Information shown:
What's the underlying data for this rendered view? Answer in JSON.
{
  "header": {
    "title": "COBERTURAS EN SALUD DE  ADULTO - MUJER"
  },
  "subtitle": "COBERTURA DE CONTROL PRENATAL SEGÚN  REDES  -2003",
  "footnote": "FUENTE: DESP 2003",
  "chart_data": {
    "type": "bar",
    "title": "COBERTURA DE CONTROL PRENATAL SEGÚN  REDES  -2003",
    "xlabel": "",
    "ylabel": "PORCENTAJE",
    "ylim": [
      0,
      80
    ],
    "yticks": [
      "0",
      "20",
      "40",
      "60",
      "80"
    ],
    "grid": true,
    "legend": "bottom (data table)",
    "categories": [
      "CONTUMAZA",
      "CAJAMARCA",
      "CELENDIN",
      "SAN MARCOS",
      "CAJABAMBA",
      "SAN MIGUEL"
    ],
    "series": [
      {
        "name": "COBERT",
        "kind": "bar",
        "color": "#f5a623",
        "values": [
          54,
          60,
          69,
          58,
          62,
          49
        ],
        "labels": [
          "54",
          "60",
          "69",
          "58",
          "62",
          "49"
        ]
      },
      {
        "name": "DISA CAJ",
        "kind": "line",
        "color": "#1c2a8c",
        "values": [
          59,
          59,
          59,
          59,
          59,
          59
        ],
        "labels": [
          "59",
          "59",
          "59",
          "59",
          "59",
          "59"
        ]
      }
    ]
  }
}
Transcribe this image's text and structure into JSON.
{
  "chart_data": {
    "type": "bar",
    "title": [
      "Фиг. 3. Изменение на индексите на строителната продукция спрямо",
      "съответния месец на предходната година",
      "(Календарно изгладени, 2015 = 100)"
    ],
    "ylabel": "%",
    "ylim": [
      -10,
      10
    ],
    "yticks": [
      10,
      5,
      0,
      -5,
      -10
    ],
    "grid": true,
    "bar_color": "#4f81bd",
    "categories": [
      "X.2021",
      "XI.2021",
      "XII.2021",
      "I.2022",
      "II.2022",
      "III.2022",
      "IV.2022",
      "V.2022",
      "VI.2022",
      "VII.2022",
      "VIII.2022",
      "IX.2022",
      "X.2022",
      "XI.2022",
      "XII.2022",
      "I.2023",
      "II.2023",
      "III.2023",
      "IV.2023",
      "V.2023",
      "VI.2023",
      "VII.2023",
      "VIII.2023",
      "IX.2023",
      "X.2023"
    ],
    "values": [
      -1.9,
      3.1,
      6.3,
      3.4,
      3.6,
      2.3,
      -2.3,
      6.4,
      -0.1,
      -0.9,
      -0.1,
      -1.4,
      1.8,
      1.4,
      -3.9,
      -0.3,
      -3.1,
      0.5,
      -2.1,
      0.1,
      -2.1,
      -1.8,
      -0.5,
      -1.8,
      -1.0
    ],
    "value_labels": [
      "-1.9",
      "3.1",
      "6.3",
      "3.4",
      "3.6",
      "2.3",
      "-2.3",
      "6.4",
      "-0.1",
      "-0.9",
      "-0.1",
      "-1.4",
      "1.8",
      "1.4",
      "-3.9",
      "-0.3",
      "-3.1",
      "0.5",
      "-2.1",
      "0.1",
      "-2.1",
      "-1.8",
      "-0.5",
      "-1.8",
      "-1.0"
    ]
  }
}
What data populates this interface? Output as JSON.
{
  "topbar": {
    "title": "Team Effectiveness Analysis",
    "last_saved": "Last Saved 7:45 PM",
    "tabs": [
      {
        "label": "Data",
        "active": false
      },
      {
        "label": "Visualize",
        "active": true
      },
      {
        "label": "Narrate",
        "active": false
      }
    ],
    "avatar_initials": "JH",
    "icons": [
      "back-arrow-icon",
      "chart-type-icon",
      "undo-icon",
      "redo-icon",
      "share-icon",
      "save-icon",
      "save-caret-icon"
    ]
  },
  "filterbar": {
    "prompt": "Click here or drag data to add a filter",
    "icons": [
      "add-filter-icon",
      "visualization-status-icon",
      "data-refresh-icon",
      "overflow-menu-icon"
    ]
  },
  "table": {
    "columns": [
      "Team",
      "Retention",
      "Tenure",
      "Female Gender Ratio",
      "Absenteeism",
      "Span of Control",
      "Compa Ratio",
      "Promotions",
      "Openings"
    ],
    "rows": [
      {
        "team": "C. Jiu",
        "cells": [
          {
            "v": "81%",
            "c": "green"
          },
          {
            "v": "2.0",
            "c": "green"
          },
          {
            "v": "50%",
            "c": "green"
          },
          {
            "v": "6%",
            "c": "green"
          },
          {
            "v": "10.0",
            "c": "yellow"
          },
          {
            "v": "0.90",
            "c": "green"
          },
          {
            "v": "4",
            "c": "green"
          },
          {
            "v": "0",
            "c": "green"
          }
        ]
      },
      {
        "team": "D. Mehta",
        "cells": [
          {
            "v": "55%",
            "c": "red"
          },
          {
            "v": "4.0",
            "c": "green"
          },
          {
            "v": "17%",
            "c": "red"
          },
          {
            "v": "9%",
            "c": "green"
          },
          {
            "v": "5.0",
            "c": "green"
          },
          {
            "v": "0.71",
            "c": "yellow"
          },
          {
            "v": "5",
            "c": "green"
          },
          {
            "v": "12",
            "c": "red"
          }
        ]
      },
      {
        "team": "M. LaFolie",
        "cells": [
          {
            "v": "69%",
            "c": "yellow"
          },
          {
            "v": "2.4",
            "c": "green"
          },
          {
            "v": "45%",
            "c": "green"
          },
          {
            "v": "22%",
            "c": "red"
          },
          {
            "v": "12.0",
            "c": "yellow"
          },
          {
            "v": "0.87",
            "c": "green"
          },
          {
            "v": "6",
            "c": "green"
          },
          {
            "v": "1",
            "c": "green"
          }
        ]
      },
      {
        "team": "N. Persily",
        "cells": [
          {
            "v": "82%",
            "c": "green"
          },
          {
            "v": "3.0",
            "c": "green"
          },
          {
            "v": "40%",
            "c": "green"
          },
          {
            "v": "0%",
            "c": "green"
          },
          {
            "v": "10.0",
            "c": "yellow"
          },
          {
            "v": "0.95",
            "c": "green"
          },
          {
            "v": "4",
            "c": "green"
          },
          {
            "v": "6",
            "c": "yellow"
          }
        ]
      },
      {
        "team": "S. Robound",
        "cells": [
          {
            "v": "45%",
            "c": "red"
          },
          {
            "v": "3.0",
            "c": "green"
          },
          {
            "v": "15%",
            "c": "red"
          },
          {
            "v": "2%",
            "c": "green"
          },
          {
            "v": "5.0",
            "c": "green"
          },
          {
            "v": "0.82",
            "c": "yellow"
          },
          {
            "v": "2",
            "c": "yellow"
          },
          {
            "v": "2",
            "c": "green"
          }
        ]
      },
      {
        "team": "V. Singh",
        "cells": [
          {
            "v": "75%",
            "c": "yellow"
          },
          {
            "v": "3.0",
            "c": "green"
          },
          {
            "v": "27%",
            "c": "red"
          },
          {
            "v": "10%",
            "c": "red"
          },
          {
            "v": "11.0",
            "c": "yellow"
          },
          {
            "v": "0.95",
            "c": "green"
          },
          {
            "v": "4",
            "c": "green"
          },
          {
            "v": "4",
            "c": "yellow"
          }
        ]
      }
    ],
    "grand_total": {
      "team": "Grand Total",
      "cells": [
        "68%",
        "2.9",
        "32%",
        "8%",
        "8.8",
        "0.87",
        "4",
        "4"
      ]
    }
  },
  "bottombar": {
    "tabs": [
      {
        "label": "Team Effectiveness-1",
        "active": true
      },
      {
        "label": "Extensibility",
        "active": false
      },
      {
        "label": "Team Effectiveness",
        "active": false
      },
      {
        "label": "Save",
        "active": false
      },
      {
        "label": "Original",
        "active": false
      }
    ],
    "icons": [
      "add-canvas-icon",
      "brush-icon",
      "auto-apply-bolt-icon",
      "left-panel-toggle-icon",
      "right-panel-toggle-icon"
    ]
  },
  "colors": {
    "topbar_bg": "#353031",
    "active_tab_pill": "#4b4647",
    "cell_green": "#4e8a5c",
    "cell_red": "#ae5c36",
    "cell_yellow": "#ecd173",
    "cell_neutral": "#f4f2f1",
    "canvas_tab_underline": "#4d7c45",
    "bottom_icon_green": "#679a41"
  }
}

Requirement: Copy every line of the records above that contains "What".

Written response:
What's the underlying data for this rendered view? Answer in JSON.
What data populates this interface? Output as JSON.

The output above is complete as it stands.